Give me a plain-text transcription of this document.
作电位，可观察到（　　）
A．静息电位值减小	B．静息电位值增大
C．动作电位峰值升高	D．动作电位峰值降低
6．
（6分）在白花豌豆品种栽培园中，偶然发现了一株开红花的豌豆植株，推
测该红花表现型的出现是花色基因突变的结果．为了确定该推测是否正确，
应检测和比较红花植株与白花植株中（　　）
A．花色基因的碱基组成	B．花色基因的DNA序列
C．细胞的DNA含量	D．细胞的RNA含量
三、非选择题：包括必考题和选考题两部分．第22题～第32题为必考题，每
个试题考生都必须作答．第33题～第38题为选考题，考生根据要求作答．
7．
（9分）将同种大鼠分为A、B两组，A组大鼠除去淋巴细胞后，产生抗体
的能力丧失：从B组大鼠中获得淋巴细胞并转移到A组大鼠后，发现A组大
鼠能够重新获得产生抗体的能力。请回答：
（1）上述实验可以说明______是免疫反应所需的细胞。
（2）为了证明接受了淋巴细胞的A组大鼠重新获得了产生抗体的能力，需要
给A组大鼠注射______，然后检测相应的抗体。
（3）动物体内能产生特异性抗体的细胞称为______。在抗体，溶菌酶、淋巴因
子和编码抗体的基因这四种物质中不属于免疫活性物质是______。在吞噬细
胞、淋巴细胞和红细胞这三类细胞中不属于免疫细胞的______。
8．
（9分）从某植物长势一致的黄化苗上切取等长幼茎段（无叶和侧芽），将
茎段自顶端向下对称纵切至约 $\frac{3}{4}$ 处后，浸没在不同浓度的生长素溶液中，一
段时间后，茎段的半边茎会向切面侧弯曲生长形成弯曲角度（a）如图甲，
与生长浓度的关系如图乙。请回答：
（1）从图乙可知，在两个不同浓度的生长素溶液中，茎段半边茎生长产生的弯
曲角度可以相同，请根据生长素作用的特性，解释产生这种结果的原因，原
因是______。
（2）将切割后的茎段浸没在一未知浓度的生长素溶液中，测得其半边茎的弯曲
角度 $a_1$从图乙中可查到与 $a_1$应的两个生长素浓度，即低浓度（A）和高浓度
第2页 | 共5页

### WORK TO BE COMPLETED
Restate the listing above word for word.

### EXPECTED OUTPUT
Give me a plain-text transcription of this document.
作电位，可观察到（　　）
A．静息电位值减小	B．静息电位值增大
C．动作电位峰值升高	D．动作电位峰值降低
6．
（6分）在白花豌豆品种栽培园中，偶然发现了一株开红花的豌豆植株，推
测该红花表现型的出现是花色基因突变的结果．为了确定该推测是否正确，
应检测和比较红花植株与白花植株中（　　）
A．花色基因的碱基组成	B．花色基因的DNA序列
C．细胞的DNA含量	D．细胞的RNA含量
三、非选择题：包括必考题和选考题两部分．第22题～第32题为必考题，每
个试题考生都必须作答．第33题～第38题为选考题，考生根据要求作答．
7．
（9分）将同种大鼠分为A、B两组，A组大鼠除去淋巴细胞后，产生抗体
的能力丧失：从B组大鼠中获得淋巴细胞并转移到A组大鼠后，发现A组大
鼠能够重新获得产生抗体的能力。请回答：
（1）上述实验可以说明______是免疫反应所需的细胞。
（2）为了证明接受了淋巴细胞的A组大鼠重新获得了产生抗体的能力，需要
给A组大鼠注射______，然后检测相应的抗体。
（3）动物体内能产生特异性抗体的细胞称为______。在抗体，溶菌酶、淋巴因
子和编码抗体的基因这四种物质中不属于免疫活性物质是______。在吞噬细
胞、淋巴细胞和红细胞这三类细胞中不属于免疫细胞的______。
8．
（9分）从某植物长势一致的黄化苗上切取等长幼茎段（无叶和侧芽），将
茎段自顶端向下对称纵切至约 $\frac{3}{4}$ 处后，浸没在不同浓度的生长素溶液中，一
段时间后，茎段的半边茎会向切面侧弯曲生长形成弯曲角度（a）如图甲，
与生长浓度的关系如图乙。请回答：
（1）从图乙可知，在两个不同浓度的生长素溶液中，茎段半边茎生长产生的弯
曲角度可以相同，请根据生长素作用的特性，解释产生这种结果的原因，原
因是______。
（2）将切割后的茎段浸没在一未知浓度的生长素溶液中，测得其半边茎的弯曲
角度 $a_1$从图乙中可查到与 $a_1$应的两个生长素浓度，即低浓度（A）和高浓度
第2页 | 共5页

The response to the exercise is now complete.